- [To be done] Only a number is wanted: the count of lines in this listing that contain "gained".

- [Items]

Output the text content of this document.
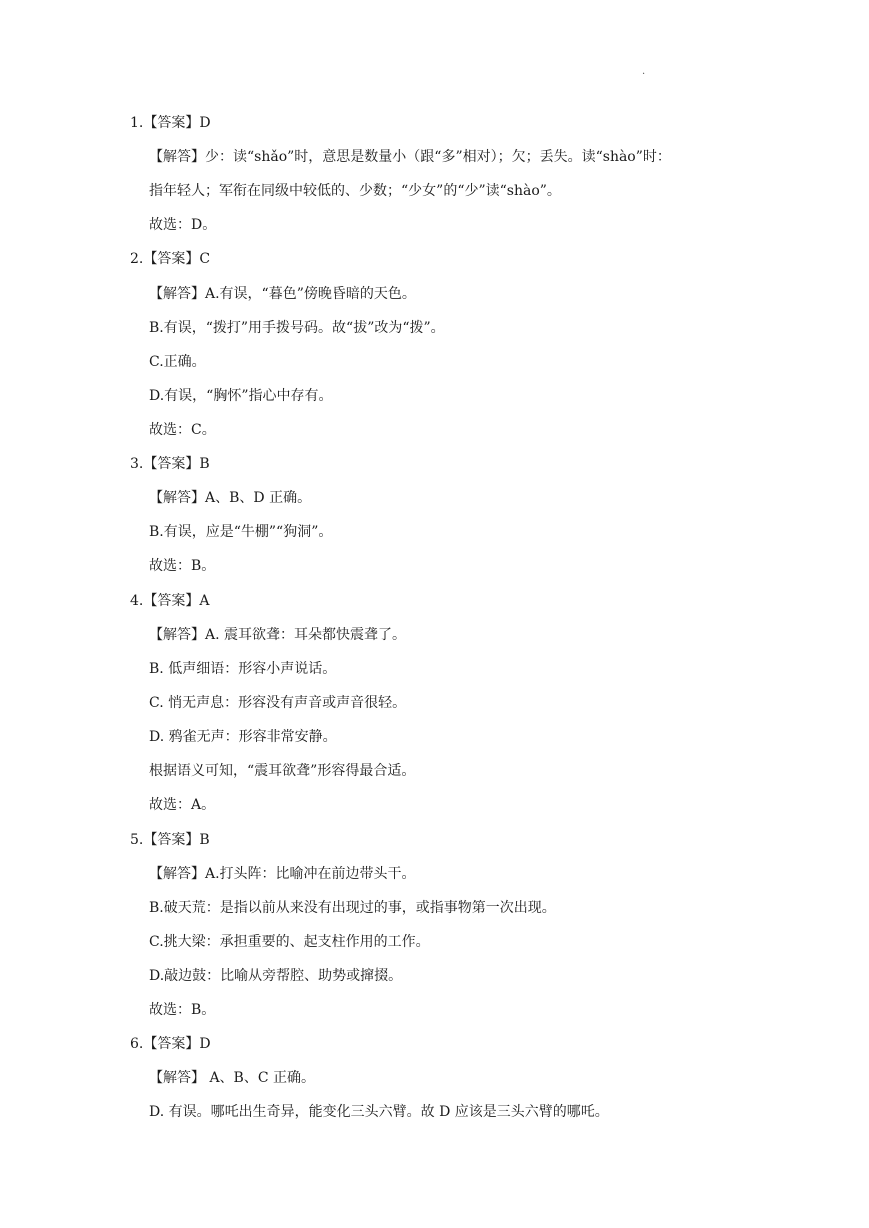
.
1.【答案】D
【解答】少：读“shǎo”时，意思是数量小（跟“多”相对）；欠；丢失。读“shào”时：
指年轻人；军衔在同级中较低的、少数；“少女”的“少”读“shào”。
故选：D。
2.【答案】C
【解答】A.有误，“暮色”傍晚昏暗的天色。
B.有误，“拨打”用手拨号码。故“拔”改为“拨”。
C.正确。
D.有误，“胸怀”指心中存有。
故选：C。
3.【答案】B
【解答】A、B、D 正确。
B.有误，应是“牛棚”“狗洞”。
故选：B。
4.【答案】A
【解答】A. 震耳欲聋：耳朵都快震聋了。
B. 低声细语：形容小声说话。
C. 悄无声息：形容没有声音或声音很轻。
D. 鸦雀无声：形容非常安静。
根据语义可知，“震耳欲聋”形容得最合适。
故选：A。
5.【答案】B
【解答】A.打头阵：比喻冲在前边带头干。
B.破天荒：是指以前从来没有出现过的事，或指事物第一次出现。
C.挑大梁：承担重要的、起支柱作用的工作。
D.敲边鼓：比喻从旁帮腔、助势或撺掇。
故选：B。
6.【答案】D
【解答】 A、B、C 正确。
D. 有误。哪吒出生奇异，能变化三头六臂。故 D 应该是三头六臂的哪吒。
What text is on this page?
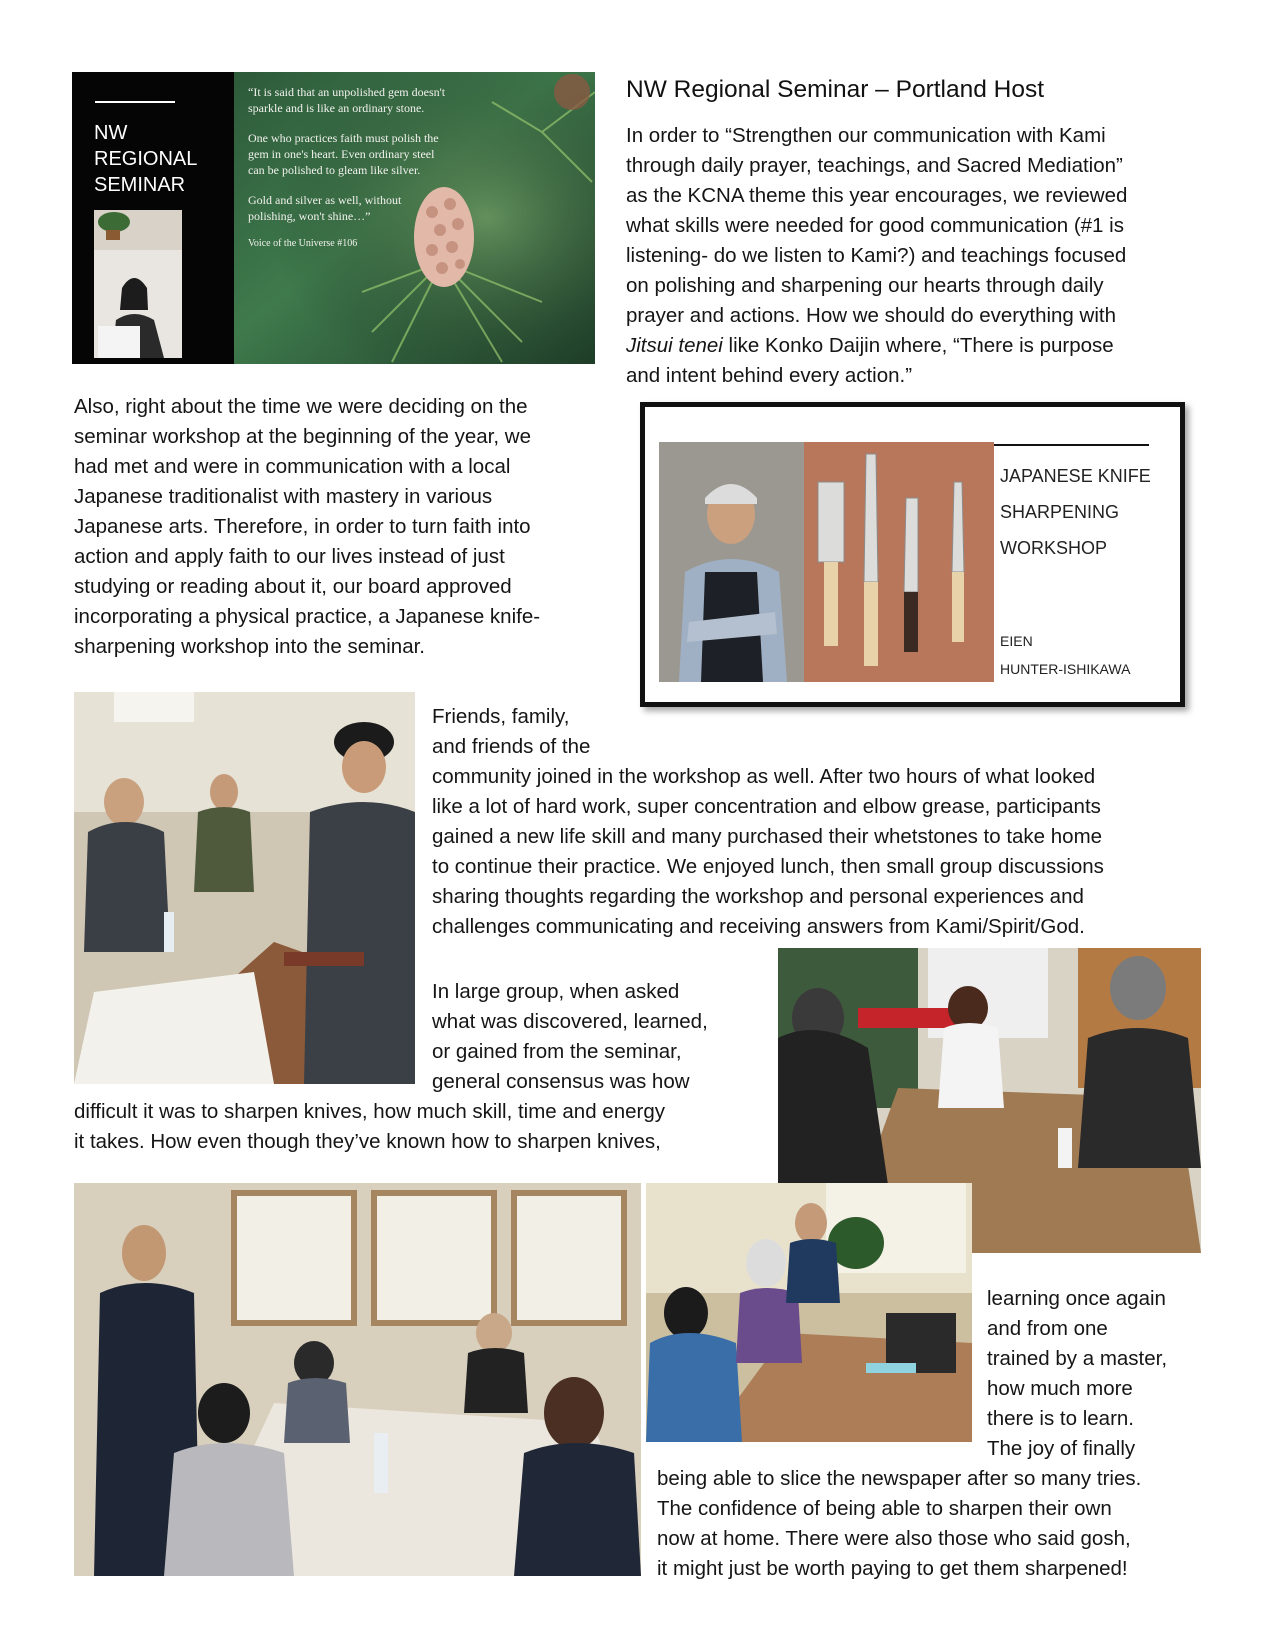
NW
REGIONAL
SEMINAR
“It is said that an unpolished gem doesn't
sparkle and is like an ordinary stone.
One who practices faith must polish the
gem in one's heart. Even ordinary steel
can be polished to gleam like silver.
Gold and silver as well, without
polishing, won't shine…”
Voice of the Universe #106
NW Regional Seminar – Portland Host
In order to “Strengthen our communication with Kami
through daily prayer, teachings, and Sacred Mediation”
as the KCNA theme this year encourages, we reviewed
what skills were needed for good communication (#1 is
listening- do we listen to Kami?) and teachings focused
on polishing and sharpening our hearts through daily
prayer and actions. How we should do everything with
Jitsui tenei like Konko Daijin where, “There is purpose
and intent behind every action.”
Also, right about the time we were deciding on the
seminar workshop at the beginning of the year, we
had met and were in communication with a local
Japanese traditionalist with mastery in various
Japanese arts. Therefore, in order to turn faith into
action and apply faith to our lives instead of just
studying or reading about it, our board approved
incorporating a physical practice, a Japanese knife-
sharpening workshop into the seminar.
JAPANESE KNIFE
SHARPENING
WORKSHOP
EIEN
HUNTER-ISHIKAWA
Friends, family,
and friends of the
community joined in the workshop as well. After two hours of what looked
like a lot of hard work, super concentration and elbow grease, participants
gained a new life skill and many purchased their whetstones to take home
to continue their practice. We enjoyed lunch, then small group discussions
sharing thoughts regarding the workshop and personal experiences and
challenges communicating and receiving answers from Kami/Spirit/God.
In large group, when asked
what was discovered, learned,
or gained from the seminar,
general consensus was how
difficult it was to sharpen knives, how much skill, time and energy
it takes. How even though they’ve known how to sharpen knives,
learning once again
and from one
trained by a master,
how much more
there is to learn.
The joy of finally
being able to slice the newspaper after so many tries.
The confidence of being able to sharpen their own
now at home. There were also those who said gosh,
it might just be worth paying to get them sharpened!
...
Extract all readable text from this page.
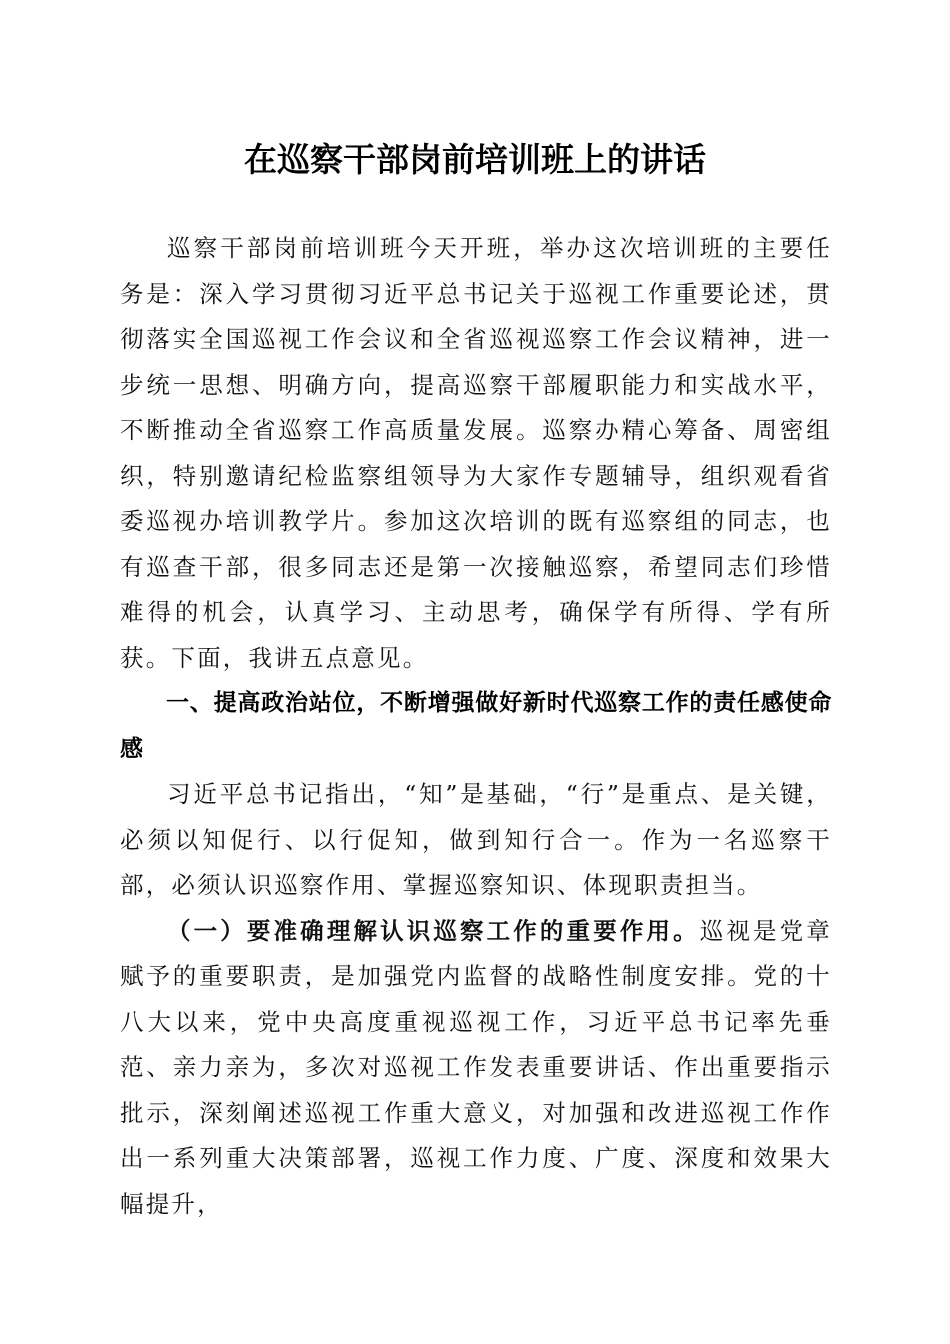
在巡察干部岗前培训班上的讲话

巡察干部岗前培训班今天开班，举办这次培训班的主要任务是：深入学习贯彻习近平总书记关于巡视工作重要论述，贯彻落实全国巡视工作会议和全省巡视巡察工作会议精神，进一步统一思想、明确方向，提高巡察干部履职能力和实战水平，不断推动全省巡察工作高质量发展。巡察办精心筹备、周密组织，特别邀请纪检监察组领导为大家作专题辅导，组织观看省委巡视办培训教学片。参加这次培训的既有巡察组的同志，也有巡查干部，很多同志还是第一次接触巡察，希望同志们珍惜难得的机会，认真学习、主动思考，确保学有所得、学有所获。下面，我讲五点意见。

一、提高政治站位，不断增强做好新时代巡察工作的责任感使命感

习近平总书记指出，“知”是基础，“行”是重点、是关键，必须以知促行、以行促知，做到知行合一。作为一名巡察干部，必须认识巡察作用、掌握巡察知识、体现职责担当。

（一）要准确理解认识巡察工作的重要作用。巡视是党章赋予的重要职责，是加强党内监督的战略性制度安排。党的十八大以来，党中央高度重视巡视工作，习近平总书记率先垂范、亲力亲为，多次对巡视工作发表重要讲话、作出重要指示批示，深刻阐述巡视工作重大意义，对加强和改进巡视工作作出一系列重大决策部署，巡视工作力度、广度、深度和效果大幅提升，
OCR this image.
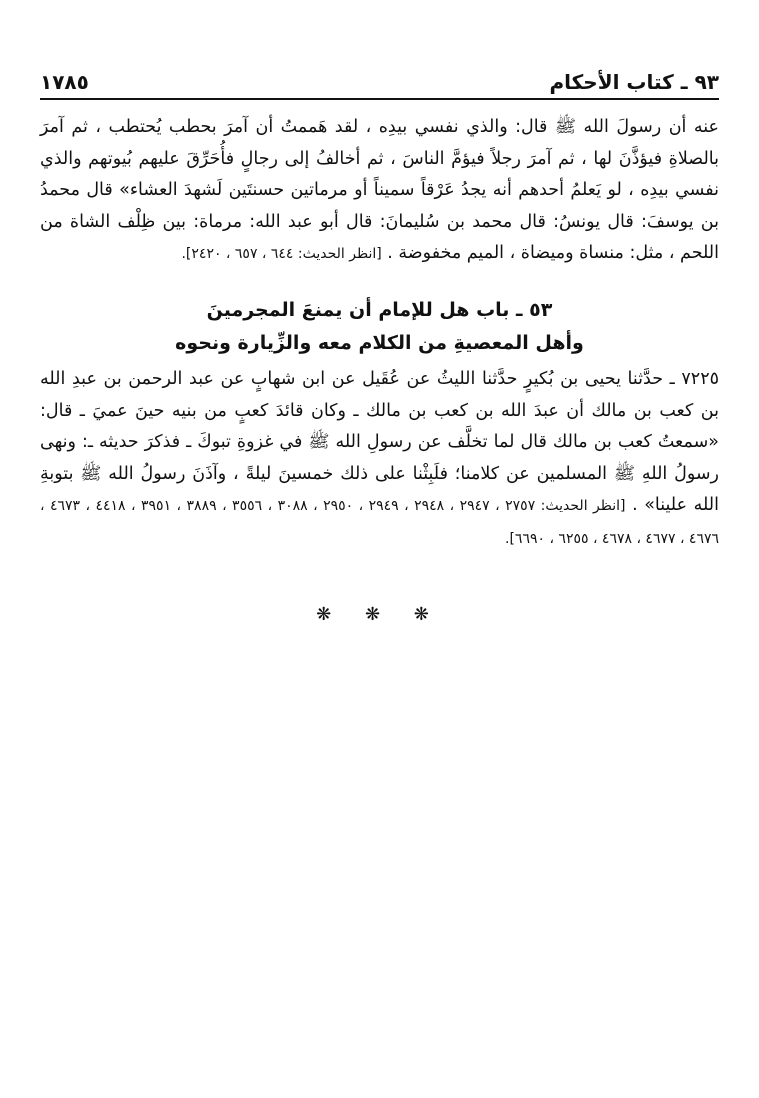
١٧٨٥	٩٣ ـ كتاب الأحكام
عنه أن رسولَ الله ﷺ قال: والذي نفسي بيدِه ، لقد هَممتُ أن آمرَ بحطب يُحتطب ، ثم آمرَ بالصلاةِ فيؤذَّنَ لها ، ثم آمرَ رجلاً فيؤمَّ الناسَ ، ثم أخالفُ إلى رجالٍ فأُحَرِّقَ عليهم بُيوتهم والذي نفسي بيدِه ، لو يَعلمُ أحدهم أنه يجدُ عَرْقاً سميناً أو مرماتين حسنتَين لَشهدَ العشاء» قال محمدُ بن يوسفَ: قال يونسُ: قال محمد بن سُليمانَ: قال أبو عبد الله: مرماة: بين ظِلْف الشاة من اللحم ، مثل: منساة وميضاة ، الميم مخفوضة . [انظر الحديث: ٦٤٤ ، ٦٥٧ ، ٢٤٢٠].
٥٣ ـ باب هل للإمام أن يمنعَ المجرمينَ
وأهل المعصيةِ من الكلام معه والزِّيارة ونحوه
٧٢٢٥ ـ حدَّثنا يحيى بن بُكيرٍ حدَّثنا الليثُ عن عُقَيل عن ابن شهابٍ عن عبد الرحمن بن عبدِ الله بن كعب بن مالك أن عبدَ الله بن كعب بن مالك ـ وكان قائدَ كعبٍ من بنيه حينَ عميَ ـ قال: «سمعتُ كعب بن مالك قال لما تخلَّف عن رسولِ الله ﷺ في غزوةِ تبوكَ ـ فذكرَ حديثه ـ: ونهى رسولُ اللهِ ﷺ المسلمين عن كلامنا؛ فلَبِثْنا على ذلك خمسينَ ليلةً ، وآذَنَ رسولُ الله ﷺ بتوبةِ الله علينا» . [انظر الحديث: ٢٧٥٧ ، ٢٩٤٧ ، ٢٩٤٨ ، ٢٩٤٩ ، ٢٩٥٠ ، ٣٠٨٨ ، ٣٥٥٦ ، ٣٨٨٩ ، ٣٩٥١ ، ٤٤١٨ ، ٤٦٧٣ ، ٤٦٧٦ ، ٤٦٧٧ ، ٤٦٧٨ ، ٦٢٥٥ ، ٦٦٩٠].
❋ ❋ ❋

- [Result of this exercise] 2